### GIVEN EXERCISE
Show every line in the entries below where the word "selected" appears.

Excerpt from a dataset:
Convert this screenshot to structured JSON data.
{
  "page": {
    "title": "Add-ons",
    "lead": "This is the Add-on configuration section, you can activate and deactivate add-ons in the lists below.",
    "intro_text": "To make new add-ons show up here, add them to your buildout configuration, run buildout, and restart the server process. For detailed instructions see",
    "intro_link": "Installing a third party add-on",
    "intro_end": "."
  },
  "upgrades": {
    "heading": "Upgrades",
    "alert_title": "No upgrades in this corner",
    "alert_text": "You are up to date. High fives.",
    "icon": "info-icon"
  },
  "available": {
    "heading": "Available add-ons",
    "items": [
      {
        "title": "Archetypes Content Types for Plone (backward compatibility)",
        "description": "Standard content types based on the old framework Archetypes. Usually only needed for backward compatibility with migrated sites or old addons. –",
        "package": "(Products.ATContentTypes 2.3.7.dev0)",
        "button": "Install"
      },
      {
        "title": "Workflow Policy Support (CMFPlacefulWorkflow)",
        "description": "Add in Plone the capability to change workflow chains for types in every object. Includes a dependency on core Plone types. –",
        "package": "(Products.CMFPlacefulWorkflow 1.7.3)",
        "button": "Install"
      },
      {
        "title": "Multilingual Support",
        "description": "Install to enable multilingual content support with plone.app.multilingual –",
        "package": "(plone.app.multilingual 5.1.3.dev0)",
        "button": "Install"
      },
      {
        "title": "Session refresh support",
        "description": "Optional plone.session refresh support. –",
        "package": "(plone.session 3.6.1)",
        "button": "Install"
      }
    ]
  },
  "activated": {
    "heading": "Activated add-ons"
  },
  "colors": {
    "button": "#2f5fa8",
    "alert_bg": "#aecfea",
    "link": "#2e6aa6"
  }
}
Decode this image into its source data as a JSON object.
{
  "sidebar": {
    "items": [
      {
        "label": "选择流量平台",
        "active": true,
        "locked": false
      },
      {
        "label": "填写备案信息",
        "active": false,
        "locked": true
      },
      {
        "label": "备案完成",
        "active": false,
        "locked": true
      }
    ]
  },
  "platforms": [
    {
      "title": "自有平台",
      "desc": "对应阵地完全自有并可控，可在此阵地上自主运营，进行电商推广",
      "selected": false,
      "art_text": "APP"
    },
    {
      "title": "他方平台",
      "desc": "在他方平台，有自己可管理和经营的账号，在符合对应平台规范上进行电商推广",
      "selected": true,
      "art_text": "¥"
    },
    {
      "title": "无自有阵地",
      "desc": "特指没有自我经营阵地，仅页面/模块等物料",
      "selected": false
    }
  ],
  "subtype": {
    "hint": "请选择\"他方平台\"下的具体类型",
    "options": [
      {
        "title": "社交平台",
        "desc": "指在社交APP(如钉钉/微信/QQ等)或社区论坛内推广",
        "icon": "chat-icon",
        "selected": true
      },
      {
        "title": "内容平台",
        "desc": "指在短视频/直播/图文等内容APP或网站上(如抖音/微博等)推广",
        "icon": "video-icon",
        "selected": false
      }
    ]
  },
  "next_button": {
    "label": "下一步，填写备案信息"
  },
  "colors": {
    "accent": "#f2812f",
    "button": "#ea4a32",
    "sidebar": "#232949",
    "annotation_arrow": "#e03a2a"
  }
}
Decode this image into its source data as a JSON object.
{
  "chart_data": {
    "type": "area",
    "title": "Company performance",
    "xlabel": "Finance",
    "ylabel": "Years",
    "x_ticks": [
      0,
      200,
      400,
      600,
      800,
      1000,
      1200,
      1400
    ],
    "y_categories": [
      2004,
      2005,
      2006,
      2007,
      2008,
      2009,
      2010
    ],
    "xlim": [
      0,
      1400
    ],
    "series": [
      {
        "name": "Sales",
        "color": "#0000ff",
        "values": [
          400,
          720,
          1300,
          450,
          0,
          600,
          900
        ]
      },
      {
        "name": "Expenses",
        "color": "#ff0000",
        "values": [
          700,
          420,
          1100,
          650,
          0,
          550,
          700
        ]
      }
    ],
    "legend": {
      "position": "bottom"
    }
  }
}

### OUTPUT OF THE EXERCISE
      "selected": false,
      "selected": true,
      "selected": false
        "selected": true
        "selected": false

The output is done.